§ DATA PROVIDED:

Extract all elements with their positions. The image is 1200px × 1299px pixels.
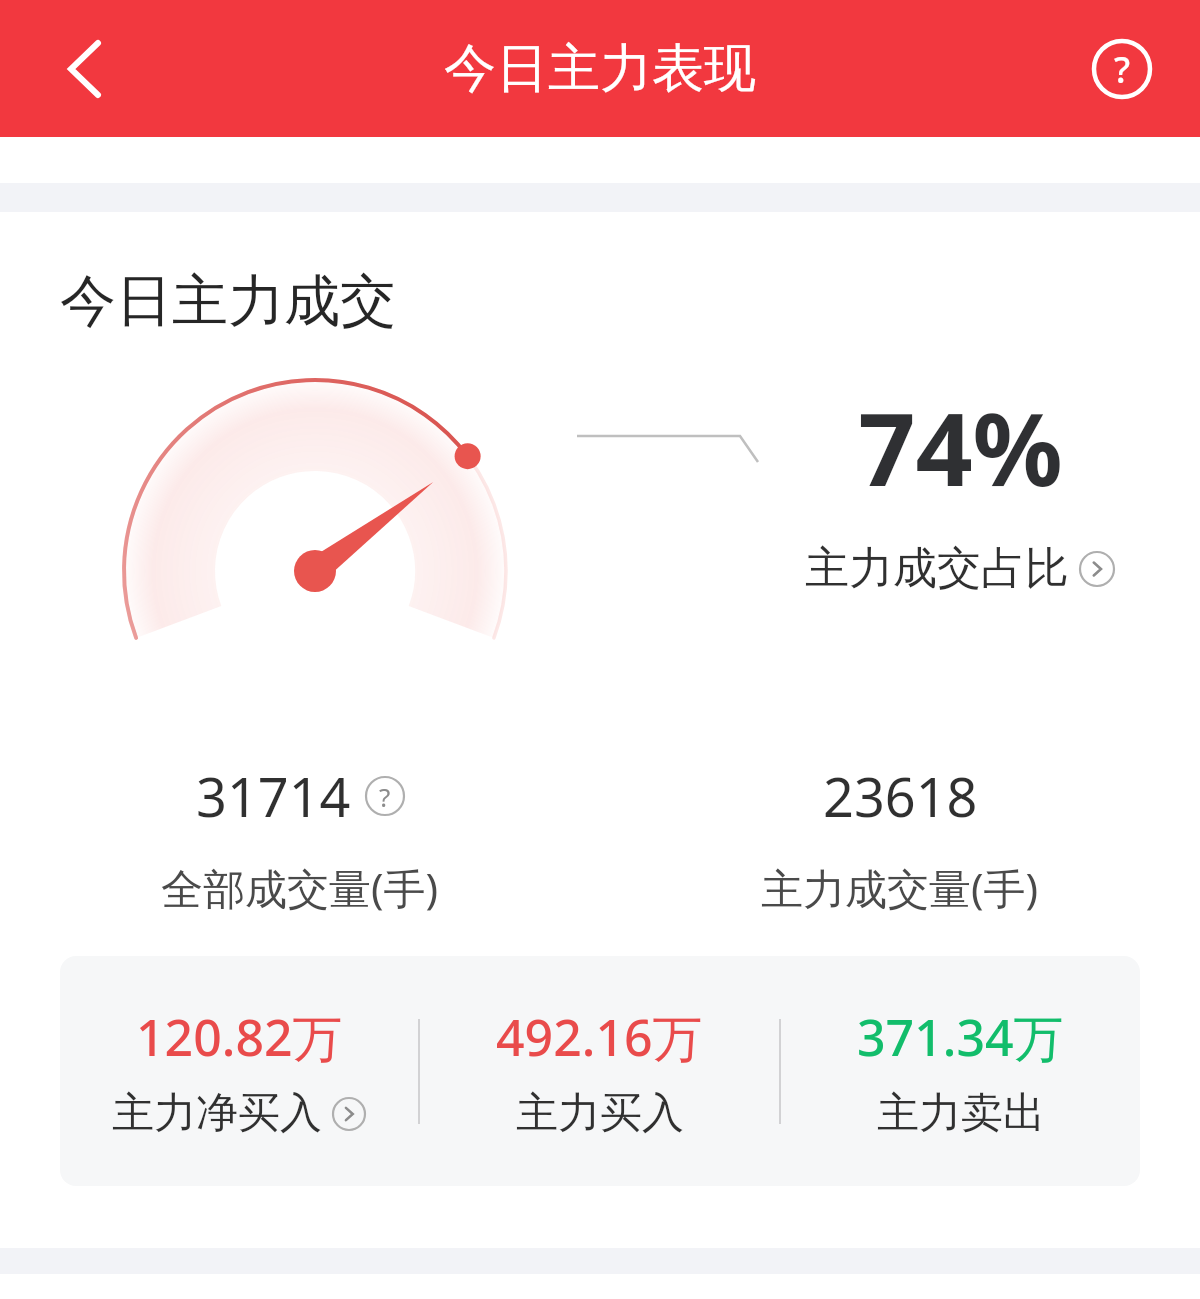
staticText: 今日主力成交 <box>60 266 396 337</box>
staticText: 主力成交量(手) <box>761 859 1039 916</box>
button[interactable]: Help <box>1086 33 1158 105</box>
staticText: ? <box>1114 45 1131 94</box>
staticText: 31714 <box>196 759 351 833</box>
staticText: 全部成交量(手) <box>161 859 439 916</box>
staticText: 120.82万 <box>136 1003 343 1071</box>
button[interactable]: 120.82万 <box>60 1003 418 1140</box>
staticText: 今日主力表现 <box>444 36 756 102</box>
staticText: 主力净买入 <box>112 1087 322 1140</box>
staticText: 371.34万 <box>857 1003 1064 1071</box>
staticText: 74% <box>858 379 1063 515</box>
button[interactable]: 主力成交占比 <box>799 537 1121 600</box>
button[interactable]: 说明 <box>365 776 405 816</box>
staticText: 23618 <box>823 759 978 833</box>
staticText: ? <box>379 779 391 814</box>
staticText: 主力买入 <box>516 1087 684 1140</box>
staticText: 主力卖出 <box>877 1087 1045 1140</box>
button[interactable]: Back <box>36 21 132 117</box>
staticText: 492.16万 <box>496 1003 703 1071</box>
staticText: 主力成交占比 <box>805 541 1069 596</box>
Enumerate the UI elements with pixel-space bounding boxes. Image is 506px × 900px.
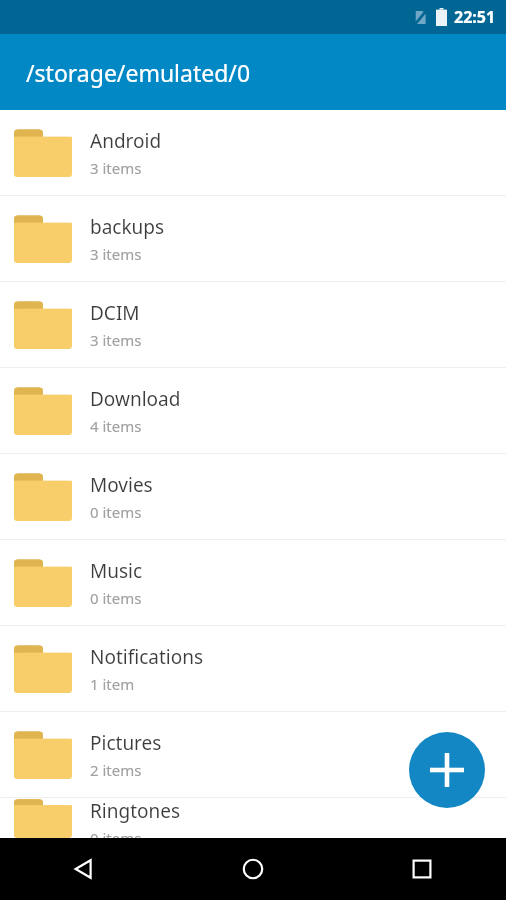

§ YOUR OBJECTIVE: Return every line of the records above word for word, leaving out the pictures.

§ RESULT FOR THIS EXERCISE:
Extract all elements with their positions. The image is 1200px × 1299px pixels.
staticText: 今日主力成交 <box>60 266 396 337</box>
staticText: 主力成交量(手) <box>761 859 1039 916</box>
button[interactable]: Help <box>1086 33 1158 105</box>
staticText: ? <box>1114 45 1131 94</box>
staticText: 31714 <box>196 759 351 833</box>
staticText: 全部成交量(手) <box>161 859 439 916</box>
staticText: 120.82万 <box>136 1003 343 1071</box>
button[interactable]: 120.82万 <box>60 1003 418 1140</box>
staticText: 今日主力表现 <box>444 36 756 102</box>
staticText: 主力净买入 <box>112 1087 322 1140</box>
staticText: 371.34万 <box>857 1003 1064 1071</box>
staticText: 74% <box>858 379 1063 515</box>
button[interactable]: 主力成交占比 <box>799 537 1121 600</box>
button[interactable]: 说明 <box>365 776 405 816</box>
staticText: 23618 <box>823 759 978 833</box>
staticText: ? <box>379 779 391 814</box>
staticText: 主力买入 <box>516 1087 684 1140</box>
staticText: 主力卖出 <box>877 1087 1045 1140</box>
button[interactable]: Back <box>36 21 132 117</box>
staticText: 492.16万 <box>496 1003 703 1071</box>
staticText: 主力成交占比 <box>805 541 1069 596</box>
Enumerate the UI elements with pixel-space bounding boxes. Image is 506px × 900px.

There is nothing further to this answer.